▶ _OBJECTIVE_
Show only lines that include "Nauki".

Collected data entries
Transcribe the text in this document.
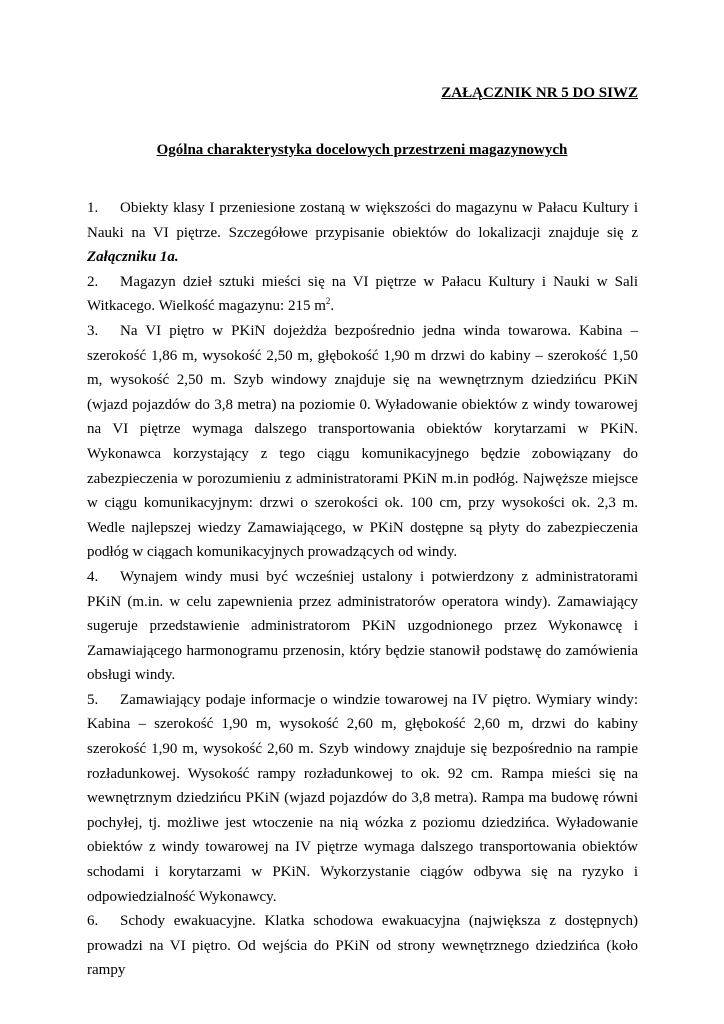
ZAŁĄCZNIK NR 5 DO SIWZ
Ogólna charakterystyka docelowych przestrzeni magazynowych

1. Obiekty klasy I przeniesione zostaną w większości do magazynu w Pałacu Kultury i Nauki na VI piętrze. Szczegółowe przypisanie obiektów do lokalizacji znajduje się z Załączniku 1a.

2. Magazyn dzieł sztuki mieści się na VI piętrze w Pałacu Kultury i Nauki w Sali Witkacego. Wielkość magazynu: 215 $m^2$.

3. Na VI piętro w PKiN dojeżdża bezpośrednio jedna winda towarowa. Kabina – szerokość 1,86 m, wysokość 2,50 m, głębokość 1,90 m drzwi do kabiny – szerokość 1,50 m, wysokość 2,50 m. Szyb windowy znajduje się na wewnętrznym dziedzińcu PKiN (wjazd pojazdów do 3,8 metra) na poziomie 0. Wyładowanie obiektów z windy towarowej na VI piętrze wymaga dalszego transportowania obiektów korytarzami w PKiN. Wykonawca korzystający z tego ciągu komunikacyjnego będzie zobowiązany do zabezpieczenia w porozumieniu z administratorami PKiN m.in podłóg. Najwęższe miejsce w ciągu komunikacyjnym: drzwi o szerokości ok. 100 cm, przy wysokości ok. 2,3 m. Wedle najlepszej wiedzy Zamawiającego, w PKiN dostępne są płyty do zabezpieczenia podłóg w ciągach komunikacyjnych prowadzących od windy.

4. Wynajem windy musi być wcześniej ustalony i potwierdzony z administratorami PKiN (m.in. w celu zapewnienia przez administratorów operatora windy). Zamawiający sugeruje przedstawienie administratorom PKiN uzgodnionego przez Wykonawcę i Zamawiającego harmonogramu przenosin, który będzie stanowił podstawę do zamówienia obsługi windy.

5. Zamawiający podaje informacje o windzie towarowej na IV piętro. Wymiary windy: Kabina – szerokość 1,90 m, wysokość 2,60 m, głębokość 2,60 m, drzwi do kabiny szerokość 1,90 m, wysokość 2,60 m. Szyb windowy znajduje się bezpośrednio na rampie rozładunkowej. Wysokość rampy rozładunkowej to ok. 92 cm. Rampa mieści się na wewnętrznym dziedzińcu PKiN (wjazd pojazdów do 3,8 metra). Rampa ma budowę równi pochyłej, tj. możliwe jest wtoczenie na nią wózka z poziomu dziedzińca. Wyładowanie obiektów z windy towarowej na IV piętrze wymaga dalszego transportowania obiektów schodami i korytarzami w PKiN. Wykorzystanie ciągów odbywa się na ryzyko i odpowiedzialność Wykonawcy.

6. Schody ewakuacyjne. Klatka schodowa ewakuacyjna (największa z dostępnych) prowadzi na VI piętro. Od wejścia do PKiN od strony wewnętrznego dziedzińca (koło rampy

▶ _THE OUTPUT_
1. Obiekty klasy I przeniesione zostaną w większości do magazynu w Pałacu Kultury i Nauki na VI piętrze. Szczegółowe przypisanie obiektów do lokalizacji znajduje się z Załączniku 1a.
2. Magazyn dzieł sztuki mieści się na VI piętrze w Pałacu Kultury i Nauki w Sali Witkacego. Wielkość magazynu: 215 $m^2$.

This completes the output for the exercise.